--- EXERCISE ---
All of the data must be printed exactly; please include every line.

--- AVAILABLE DATA ---

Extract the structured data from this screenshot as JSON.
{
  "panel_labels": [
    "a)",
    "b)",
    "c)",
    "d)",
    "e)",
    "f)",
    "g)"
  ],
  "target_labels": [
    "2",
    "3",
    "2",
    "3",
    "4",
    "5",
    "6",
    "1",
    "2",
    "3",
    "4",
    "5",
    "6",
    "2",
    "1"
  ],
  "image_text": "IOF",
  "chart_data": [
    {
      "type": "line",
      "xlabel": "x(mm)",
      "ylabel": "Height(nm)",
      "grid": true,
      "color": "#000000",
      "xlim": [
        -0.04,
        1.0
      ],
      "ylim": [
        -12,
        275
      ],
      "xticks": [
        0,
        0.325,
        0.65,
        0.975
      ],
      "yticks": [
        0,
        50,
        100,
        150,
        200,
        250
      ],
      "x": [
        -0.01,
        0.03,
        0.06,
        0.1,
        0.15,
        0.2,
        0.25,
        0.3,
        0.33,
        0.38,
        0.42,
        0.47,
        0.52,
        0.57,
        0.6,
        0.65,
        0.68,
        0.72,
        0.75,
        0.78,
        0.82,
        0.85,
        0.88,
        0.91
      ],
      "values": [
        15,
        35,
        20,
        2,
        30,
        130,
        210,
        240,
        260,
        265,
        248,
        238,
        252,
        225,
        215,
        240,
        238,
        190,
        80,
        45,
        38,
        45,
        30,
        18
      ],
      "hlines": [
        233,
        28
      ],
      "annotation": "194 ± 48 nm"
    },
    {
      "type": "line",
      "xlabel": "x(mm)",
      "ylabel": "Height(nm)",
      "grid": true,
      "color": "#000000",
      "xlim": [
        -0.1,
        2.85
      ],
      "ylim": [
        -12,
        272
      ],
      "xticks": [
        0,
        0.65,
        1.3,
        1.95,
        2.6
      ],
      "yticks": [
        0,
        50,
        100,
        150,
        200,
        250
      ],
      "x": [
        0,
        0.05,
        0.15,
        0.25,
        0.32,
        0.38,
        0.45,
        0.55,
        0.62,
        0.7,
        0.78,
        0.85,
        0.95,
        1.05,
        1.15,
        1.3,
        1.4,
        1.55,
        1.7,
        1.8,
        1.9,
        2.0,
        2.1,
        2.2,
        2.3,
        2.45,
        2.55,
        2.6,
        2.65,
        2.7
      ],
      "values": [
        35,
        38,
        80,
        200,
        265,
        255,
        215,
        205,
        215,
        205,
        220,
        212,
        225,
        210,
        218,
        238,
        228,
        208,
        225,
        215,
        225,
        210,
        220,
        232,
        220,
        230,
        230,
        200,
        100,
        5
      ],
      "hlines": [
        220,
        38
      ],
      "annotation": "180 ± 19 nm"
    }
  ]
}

--- EXERCISE RESPONSE ---
Extract the structured data from this screenshot as JSON.
{
  "panel_labels": [
    "a)",
    "b)",
    "c)",
    "d)",
    "e)",
    "f)",
    "g)"
  ],
  "target_labels": [
    "2",
    "3",
    "2",
    "3",
    "4",
    "5",
    "6",
    "1",
    "2",
    "3",
    "4",
    "5",
    "6",
    "2",
    "1"
  ],
  "image_text": "IOF",
  "chart_data": [
    {
      "type": "line",
      "xlabel": "x(mm)",
      "ylabel": "Height(nm)",
      "grid": true,
      "color": "#000000",
      "xlim": [
        -0.04,
        1.0
      ],
      "ylim": [
        -12,
        275
      ],
      "xticks": [
        0,
        0.325,
        0.65,
        0.975
      ],
      "yticks": [
        0,
        50,
        100,
        150,
        200,
        250
      ],
      "x": [
        -0.01,
        0.03,
        0.06,
        0.1,
        0.15,
        0.2,
        0.25,
        0.3,
        0.33,
        0.38,
        0.42,
        0.47,
        0.52,
        0.57,
        0.6,
        0.65,
        0.68,
        0.72,
        0.75,
        0.78,
        0.82,
        0.85,
        0.88,
        0.91
      ],
      "values": [
        15,
        35,
        20,
        2,
        30,
        130,
        210,
        240,
        260,
        265,
        248,
        238,
        252,
        225,
        215,
        240,
        238,
        190,
        80,
        45,
        38,
        45,
        30,
        18
      ],
      "hlines": [
        233,
        28
      ],
      "annotation": "194 ± 48 nm"
    },
    {
      "type": "line",
      "xlabel": "x(mm)",
      "ylabel": "Height(nm)",
      "grid": true,
      "color": "#000000",
      "xlim": [
        -0.1,
        2.85
      ],
      "ylim": [
        -12,
        272
      ],
      "xticks": [
        0,
        0.65,
        1.3,
        1.95,
        2.6
      ],
      "yticks": [
        0,
        50,
        100,
        150,
        200,
        250
      ],
      "x": [
        0,
        0.05,
        0.15,
        0.25,
        0.32,
        0.38,
        0.45,
        0.55,
        0.62,
        0.7,
        0.78,
        0.85,
        0.95,
        1.05,
        1.15,
        1.3,
        1.4,
        1.55,
        1.7,
        1.8,
        1.9,
        2.0,
        2.1,
        2.2,
        2.3,
        2.45,
        2.55,
        2.6,
        2.65,
        2.7
      ],
      "values": [
        35,
        38,
        80,
        200,
        265,
        255,
        215,
        205,
        215,
        205,
        220,
        212,
        225,
        210,
        218,
        238,
        228,
        208,
        225,
        215,
        225,
        210,
        220,
        232,
        220,
        230,
        230,
        200,
        100,
        5
      ],
      "hlines": [
        220,
        38
      ],
      "annotation": "180 ± 19 nm"
    }
  ]
}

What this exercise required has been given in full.